- _Entries shown_:
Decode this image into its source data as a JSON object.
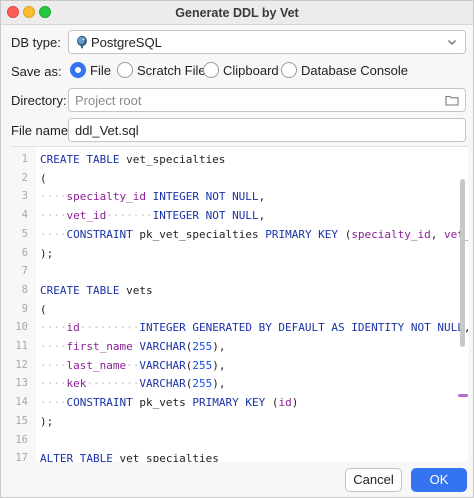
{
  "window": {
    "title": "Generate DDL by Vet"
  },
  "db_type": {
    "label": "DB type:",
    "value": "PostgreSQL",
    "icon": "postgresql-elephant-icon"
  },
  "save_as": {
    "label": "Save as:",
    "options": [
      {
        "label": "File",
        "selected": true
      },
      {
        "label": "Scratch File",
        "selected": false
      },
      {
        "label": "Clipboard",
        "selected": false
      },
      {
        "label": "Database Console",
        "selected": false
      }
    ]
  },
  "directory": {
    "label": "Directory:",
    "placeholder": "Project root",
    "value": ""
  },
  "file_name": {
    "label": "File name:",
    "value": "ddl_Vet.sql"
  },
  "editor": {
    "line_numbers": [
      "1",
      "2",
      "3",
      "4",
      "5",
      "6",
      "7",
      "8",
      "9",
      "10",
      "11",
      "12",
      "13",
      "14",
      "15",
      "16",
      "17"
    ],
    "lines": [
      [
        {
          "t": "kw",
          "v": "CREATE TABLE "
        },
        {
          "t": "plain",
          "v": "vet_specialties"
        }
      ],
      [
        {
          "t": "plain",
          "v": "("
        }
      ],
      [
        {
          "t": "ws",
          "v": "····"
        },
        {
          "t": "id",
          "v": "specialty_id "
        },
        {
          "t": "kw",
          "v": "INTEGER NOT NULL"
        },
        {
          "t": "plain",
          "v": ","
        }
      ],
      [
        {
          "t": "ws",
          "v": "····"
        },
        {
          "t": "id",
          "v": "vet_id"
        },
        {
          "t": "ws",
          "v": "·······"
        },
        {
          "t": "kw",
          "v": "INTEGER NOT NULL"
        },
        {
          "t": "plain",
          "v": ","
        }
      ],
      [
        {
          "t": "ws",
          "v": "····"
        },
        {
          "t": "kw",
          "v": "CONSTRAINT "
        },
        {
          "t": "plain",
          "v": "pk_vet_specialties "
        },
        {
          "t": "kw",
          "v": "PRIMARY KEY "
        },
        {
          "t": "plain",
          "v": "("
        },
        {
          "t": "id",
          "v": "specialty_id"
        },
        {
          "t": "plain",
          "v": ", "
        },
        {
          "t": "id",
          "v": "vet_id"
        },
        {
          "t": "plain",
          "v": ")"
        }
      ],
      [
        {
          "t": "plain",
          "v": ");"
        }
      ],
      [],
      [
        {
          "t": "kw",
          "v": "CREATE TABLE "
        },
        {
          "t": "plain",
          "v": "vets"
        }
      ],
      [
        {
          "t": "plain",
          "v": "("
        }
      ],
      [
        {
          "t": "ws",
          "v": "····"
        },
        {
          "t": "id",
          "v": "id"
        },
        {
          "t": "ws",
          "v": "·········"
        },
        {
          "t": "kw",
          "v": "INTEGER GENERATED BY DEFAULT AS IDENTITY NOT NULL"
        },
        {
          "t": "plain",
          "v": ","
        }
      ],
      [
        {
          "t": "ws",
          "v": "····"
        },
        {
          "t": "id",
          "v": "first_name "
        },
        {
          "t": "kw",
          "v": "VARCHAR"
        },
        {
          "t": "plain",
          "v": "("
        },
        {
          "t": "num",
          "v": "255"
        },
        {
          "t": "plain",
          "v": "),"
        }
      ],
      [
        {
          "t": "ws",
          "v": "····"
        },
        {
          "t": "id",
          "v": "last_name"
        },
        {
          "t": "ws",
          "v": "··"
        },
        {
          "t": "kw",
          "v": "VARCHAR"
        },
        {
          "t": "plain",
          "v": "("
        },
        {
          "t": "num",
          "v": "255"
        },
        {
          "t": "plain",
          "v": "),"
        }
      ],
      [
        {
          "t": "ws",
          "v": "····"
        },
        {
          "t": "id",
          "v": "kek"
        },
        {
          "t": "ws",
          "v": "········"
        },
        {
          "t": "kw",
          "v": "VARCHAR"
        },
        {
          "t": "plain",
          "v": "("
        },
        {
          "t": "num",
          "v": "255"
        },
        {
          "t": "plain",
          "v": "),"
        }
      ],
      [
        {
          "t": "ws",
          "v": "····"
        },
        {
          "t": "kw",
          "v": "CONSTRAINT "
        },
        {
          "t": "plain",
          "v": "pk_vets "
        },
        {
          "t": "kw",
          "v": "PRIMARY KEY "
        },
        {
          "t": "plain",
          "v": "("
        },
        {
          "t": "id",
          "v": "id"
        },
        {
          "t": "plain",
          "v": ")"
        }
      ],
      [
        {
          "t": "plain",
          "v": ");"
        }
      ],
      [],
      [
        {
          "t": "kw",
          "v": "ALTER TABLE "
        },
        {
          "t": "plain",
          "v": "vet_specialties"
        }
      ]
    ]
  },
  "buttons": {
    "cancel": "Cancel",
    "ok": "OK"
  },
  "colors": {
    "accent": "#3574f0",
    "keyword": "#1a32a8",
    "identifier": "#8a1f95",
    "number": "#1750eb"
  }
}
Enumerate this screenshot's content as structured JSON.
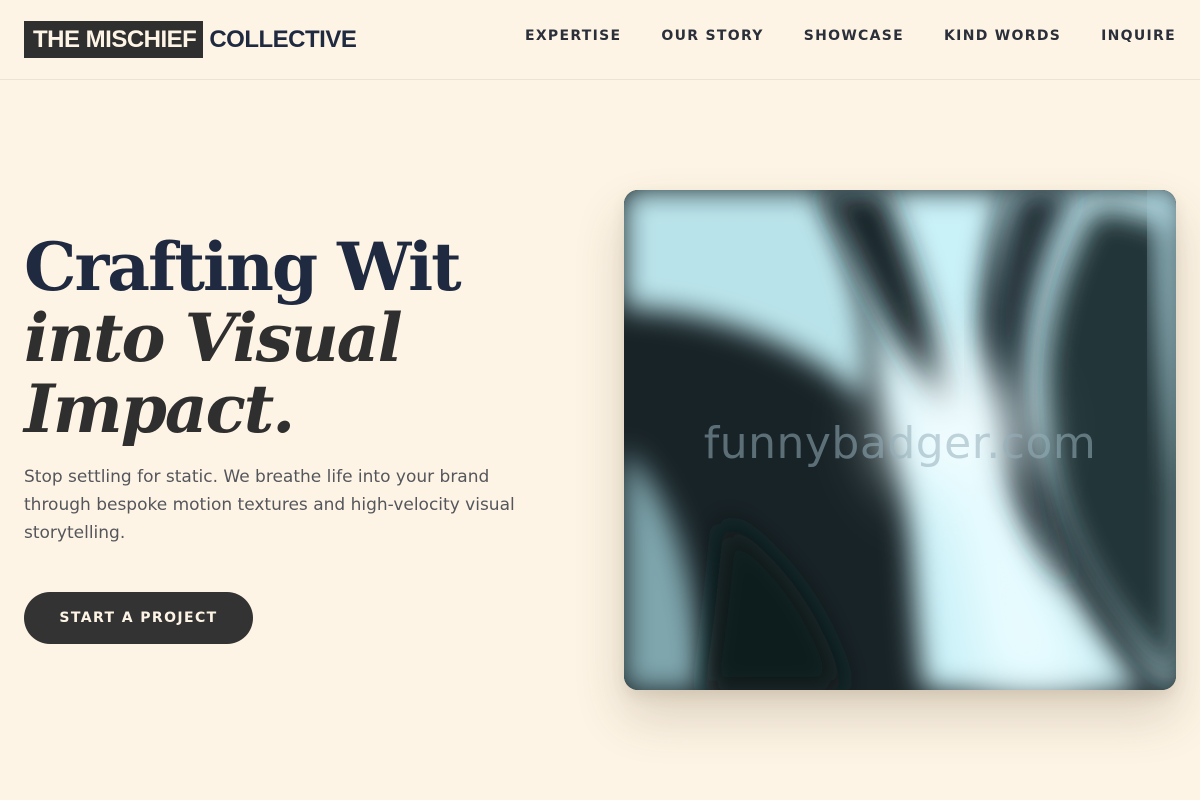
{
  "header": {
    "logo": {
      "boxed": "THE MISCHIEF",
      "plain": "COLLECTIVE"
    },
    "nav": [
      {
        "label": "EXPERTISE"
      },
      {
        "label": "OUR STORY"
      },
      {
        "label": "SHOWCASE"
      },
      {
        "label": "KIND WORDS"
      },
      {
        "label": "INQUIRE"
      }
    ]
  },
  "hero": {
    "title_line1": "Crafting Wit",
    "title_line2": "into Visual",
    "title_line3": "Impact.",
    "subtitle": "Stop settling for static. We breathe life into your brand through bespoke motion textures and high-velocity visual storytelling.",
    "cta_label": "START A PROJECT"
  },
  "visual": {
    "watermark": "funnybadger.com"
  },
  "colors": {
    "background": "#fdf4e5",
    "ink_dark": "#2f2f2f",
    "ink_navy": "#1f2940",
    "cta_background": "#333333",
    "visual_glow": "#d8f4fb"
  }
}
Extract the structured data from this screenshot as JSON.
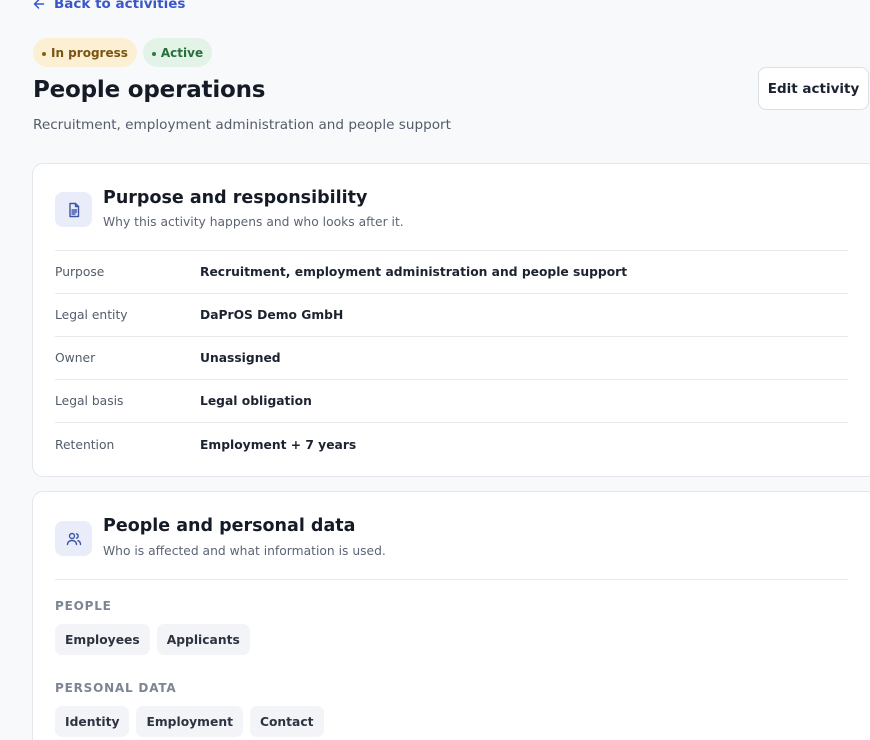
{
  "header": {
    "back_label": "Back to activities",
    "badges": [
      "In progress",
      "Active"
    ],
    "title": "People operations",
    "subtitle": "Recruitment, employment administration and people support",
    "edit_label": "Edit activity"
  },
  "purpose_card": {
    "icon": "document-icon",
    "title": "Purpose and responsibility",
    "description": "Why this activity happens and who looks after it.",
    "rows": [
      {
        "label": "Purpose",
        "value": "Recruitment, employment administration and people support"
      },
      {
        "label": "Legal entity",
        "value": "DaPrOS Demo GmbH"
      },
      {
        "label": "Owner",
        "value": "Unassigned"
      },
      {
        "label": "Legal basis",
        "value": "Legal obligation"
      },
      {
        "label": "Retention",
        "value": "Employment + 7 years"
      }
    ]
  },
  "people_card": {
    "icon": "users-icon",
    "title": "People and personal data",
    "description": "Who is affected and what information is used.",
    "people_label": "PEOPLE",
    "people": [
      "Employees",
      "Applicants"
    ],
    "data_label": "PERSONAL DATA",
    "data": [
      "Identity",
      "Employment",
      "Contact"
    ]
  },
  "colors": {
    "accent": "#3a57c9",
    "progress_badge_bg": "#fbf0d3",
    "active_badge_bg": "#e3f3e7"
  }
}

- _What is being asked_:
Identify which lines contain the word "screenshot" and copy each one.

- _Answer to this exercise_:
Enumerate this screenshot's content as structured JSON.
Extract the structured data from this screenshot as JSON.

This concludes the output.